Data entries:
#####

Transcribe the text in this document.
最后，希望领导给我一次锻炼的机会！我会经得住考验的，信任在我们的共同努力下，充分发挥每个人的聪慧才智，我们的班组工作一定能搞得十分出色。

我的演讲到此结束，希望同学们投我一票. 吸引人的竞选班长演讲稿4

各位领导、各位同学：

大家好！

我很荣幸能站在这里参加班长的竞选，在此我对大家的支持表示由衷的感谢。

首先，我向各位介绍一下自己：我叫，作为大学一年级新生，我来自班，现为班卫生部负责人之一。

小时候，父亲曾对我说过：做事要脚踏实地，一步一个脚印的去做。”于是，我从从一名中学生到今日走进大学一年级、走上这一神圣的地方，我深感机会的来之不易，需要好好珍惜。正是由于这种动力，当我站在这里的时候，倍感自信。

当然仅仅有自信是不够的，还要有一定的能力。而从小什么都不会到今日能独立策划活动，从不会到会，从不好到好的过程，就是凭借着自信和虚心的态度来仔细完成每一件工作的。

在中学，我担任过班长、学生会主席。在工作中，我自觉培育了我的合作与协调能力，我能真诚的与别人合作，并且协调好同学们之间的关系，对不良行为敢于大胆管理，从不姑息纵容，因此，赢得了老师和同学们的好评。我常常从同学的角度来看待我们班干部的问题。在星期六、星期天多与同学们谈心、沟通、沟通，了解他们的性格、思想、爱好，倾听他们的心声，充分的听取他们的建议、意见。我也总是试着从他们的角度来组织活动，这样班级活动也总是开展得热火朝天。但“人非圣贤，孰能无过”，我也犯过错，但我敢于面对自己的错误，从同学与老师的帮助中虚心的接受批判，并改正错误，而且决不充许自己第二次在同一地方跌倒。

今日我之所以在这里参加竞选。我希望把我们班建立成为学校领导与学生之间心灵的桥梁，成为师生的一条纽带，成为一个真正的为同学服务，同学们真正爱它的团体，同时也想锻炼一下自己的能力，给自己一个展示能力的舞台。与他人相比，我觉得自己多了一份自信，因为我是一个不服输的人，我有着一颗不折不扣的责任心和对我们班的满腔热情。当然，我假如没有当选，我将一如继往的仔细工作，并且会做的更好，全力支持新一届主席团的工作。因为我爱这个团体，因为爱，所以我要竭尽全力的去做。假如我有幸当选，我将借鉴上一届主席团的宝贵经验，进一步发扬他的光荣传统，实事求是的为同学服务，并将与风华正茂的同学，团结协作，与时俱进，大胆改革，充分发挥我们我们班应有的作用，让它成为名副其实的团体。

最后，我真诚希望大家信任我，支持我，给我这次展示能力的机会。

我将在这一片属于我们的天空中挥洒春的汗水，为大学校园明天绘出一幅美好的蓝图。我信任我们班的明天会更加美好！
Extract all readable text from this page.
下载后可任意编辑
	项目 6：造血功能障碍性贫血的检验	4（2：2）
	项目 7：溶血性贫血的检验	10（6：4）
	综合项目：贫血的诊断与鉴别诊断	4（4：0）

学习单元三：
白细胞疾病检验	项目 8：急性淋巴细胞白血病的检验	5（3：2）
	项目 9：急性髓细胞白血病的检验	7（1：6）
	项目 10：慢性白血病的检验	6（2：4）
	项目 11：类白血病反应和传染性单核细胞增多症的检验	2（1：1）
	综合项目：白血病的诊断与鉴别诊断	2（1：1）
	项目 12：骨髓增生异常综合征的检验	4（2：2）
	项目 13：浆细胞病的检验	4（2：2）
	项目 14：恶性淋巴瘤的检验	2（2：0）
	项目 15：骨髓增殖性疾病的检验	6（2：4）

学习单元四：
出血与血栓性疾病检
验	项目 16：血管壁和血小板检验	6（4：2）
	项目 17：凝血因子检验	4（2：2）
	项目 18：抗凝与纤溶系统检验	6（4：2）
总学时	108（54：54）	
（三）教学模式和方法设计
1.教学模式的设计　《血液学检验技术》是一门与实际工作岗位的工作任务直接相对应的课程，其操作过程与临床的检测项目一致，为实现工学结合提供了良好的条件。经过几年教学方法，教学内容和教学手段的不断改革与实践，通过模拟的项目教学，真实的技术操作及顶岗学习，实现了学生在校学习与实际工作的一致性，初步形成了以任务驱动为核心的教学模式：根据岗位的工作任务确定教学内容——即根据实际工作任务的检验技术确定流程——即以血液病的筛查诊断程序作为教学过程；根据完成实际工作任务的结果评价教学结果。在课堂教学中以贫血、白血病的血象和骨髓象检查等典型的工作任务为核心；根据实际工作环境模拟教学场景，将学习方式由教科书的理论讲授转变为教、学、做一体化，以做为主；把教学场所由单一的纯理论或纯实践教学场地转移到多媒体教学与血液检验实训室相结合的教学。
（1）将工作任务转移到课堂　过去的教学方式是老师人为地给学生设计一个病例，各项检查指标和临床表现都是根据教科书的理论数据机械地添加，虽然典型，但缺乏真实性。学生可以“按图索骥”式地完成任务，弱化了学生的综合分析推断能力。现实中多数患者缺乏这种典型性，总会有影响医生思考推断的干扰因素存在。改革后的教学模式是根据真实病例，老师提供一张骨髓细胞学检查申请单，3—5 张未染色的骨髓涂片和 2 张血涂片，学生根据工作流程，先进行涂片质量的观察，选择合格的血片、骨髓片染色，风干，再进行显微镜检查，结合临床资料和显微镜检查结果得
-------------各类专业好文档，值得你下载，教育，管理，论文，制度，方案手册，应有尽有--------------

#####

* _CHALLENGE_:
From the listing, copy each line containing the word "this".

* _EXERCISE RESPONSE_:
Transcribe the text in this document.
Extract all readable text from this page.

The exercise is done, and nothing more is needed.